▶ [Goal] Read the lines that follow and pick out every one containing the word "this".

■ ■ ■ ■ ■ ■ ■

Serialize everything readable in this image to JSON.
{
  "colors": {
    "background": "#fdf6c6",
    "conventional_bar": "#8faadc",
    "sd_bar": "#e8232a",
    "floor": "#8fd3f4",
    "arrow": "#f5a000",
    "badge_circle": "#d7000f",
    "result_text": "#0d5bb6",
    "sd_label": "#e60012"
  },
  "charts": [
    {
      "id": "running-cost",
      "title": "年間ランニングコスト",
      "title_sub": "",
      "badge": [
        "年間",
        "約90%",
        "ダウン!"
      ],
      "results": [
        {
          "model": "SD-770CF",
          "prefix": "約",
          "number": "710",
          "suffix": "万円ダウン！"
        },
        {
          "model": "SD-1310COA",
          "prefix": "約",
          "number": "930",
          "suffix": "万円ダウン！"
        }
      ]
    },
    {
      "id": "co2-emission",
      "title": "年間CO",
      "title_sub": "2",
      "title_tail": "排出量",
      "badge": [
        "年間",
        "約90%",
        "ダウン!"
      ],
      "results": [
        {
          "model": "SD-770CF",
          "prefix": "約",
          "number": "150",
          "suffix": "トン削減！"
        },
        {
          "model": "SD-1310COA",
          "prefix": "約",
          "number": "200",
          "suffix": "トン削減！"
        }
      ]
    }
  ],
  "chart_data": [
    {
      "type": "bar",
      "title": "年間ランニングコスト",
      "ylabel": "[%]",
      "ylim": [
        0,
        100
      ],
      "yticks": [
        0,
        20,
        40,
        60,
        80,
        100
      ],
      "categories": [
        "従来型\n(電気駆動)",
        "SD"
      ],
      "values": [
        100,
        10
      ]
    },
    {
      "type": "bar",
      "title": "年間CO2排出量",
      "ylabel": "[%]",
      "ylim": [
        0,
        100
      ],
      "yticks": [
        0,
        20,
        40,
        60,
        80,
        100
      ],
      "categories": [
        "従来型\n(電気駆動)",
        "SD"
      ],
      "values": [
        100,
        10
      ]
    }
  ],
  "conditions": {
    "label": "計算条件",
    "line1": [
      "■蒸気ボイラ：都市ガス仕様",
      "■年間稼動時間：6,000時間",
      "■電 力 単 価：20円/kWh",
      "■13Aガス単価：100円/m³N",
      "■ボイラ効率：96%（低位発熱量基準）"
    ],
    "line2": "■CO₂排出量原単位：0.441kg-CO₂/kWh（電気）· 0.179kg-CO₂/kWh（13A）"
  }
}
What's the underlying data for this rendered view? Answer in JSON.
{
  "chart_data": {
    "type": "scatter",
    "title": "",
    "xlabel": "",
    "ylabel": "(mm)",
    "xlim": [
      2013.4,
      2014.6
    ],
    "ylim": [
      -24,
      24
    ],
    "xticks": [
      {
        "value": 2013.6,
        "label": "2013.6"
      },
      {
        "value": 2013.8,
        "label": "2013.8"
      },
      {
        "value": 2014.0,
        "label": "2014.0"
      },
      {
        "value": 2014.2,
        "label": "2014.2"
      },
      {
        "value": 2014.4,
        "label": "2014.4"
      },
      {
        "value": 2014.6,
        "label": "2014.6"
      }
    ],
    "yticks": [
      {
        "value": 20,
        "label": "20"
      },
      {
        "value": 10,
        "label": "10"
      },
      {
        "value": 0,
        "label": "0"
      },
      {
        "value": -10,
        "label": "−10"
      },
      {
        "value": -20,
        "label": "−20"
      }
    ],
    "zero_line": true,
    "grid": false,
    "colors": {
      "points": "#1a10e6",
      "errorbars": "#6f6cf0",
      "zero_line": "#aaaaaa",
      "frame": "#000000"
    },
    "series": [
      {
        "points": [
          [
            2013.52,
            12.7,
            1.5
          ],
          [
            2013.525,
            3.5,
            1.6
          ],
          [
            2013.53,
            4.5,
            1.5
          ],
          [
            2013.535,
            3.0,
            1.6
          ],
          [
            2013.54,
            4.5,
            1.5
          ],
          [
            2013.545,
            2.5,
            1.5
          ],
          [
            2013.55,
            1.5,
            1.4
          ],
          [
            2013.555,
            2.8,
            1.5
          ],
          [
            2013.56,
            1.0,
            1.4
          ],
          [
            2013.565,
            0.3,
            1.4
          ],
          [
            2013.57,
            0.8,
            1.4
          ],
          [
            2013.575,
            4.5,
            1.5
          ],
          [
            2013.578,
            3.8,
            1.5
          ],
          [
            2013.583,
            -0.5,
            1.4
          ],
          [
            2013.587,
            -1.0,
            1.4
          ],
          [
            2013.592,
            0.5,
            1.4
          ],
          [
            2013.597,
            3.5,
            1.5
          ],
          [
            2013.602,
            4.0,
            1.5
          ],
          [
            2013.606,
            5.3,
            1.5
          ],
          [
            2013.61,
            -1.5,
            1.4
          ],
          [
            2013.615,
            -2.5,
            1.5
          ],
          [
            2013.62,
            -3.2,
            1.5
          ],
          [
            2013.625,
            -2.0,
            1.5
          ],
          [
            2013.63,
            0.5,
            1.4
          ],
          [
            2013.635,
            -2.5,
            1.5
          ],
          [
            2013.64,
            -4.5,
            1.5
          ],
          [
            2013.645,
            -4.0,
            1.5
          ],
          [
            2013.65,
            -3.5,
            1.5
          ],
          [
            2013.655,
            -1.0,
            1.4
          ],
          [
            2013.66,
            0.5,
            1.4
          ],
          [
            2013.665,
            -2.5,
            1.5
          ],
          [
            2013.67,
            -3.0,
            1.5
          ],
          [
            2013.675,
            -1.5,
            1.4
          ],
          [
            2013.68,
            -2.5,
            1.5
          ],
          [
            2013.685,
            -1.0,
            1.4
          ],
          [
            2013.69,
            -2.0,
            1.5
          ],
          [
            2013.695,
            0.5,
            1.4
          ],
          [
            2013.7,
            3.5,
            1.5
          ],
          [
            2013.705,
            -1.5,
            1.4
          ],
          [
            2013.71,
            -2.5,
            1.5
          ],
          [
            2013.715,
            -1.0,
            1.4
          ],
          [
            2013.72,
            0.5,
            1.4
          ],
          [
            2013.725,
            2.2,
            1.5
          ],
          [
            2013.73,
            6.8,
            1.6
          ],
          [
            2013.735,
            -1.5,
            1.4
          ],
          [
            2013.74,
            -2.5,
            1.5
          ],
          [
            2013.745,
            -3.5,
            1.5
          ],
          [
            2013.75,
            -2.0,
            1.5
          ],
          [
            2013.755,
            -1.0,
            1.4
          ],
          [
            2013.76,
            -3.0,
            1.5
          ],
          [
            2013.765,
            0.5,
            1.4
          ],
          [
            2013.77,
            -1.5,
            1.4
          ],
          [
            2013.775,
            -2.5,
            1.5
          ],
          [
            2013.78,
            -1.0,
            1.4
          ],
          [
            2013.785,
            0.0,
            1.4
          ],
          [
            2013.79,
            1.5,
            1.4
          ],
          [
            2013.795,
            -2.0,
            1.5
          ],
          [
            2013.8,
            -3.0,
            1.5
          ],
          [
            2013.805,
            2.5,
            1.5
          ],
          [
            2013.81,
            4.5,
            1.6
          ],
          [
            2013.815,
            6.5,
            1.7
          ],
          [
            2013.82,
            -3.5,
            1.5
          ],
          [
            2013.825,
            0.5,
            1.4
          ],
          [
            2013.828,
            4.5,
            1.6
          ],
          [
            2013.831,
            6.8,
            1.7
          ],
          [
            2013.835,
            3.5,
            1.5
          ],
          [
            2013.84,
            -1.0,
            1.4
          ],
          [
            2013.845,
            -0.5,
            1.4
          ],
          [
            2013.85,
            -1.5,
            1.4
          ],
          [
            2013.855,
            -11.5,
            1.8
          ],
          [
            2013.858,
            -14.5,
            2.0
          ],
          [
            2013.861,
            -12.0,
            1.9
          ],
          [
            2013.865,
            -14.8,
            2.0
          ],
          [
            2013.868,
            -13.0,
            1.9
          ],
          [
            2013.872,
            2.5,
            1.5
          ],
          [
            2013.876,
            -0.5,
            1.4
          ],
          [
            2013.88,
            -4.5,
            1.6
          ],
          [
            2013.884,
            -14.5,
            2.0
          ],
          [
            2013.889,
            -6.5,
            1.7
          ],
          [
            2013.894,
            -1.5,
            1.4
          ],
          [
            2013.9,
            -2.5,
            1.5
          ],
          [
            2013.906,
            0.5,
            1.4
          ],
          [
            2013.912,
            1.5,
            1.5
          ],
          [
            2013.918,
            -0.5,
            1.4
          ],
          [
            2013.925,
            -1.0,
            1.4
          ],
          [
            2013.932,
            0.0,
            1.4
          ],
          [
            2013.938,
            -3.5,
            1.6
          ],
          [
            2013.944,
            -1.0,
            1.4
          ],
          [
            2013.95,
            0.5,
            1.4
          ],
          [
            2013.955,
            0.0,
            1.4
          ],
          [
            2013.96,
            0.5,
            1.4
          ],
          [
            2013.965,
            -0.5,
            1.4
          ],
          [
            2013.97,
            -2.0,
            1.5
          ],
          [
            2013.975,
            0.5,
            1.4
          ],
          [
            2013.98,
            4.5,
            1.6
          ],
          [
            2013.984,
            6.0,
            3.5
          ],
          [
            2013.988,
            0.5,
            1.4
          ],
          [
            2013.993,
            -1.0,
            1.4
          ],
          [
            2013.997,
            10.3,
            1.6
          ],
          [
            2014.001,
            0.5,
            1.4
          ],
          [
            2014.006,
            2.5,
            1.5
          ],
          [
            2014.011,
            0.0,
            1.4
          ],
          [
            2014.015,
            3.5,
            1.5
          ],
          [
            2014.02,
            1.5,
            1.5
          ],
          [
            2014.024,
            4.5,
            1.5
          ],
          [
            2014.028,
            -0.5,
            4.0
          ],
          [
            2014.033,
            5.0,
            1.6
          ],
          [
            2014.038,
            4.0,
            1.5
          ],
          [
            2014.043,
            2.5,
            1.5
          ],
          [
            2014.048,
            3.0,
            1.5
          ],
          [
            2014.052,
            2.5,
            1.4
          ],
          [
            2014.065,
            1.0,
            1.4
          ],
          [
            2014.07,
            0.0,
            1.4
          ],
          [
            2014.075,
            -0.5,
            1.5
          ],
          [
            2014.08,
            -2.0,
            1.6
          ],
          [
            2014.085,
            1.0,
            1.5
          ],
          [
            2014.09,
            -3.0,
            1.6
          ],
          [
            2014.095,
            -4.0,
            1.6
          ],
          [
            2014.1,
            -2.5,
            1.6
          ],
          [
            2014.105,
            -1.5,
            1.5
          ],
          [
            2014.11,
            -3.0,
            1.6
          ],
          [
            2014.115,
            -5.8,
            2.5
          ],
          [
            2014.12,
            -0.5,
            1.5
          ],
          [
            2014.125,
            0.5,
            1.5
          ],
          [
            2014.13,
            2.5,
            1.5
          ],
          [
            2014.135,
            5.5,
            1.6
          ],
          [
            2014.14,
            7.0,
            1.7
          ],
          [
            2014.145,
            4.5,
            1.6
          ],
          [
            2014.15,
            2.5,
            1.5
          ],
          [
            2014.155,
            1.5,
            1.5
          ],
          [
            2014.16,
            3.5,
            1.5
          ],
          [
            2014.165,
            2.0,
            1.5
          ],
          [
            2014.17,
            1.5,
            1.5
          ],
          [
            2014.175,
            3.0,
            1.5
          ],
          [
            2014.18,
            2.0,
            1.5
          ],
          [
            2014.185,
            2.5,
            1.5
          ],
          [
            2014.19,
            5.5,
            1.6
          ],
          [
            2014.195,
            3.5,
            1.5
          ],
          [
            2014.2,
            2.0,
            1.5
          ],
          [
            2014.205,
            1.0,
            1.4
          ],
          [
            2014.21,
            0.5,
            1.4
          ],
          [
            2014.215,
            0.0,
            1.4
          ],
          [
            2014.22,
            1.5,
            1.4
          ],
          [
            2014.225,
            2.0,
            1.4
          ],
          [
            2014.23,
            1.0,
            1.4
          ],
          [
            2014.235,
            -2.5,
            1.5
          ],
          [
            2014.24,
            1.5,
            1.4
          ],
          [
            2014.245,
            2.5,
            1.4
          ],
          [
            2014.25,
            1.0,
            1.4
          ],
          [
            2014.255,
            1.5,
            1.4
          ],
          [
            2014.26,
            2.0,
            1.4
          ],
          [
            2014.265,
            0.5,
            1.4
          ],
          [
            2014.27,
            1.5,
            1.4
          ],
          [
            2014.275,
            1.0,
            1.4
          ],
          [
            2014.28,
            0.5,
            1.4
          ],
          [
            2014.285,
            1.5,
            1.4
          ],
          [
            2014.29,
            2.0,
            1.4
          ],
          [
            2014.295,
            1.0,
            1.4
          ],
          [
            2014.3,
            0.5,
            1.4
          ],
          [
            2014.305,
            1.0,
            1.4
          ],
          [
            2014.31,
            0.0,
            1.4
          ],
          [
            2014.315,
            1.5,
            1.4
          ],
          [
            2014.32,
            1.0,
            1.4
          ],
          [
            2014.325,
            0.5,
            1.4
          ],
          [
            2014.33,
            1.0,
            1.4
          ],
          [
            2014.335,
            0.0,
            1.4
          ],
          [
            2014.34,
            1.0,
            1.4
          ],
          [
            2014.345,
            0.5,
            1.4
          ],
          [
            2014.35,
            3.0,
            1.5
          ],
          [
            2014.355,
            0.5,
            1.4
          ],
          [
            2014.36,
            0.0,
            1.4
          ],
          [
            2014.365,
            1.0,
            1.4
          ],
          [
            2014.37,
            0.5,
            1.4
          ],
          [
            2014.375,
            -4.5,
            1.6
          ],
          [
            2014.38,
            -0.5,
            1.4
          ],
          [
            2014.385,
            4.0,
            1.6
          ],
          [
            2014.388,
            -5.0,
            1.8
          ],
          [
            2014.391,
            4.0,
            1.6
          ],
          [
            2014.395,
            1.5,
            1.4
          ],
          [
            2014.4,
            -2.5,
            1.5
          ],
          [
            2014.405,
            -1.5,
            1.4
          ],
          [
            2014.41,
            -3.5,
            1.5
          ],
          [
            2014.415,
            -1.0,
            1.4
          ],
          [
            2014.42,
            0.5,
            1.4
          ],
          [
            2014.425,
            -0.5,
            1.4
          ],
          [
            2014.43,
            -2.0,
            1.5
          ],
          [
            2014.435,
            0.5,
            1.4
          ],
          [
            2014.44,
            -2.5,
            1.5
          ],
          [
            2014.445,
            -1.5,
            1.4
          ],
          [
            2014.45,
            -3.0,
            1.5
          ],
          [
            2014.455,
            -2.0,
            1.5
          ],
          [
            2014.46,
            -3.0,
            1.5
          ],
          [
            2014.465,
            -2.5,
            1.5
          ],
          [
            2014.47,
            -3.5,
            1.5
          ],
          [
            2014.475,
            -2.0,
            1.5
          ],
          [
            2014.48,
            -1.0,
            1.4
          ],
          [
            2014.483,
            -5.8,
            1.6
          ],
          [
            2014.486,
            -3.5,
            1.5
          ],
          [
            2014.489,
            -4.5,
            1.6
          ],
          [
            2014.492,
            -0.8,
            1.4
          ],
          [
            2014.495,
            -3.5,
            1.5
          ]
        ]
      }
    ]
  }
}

■ ■ ■ ■ ■ ■ ■

▶ [Answer in full]
Serialize everything readable in this image to JSON.
What's the underlying data for this rendered view? Answer in JSON.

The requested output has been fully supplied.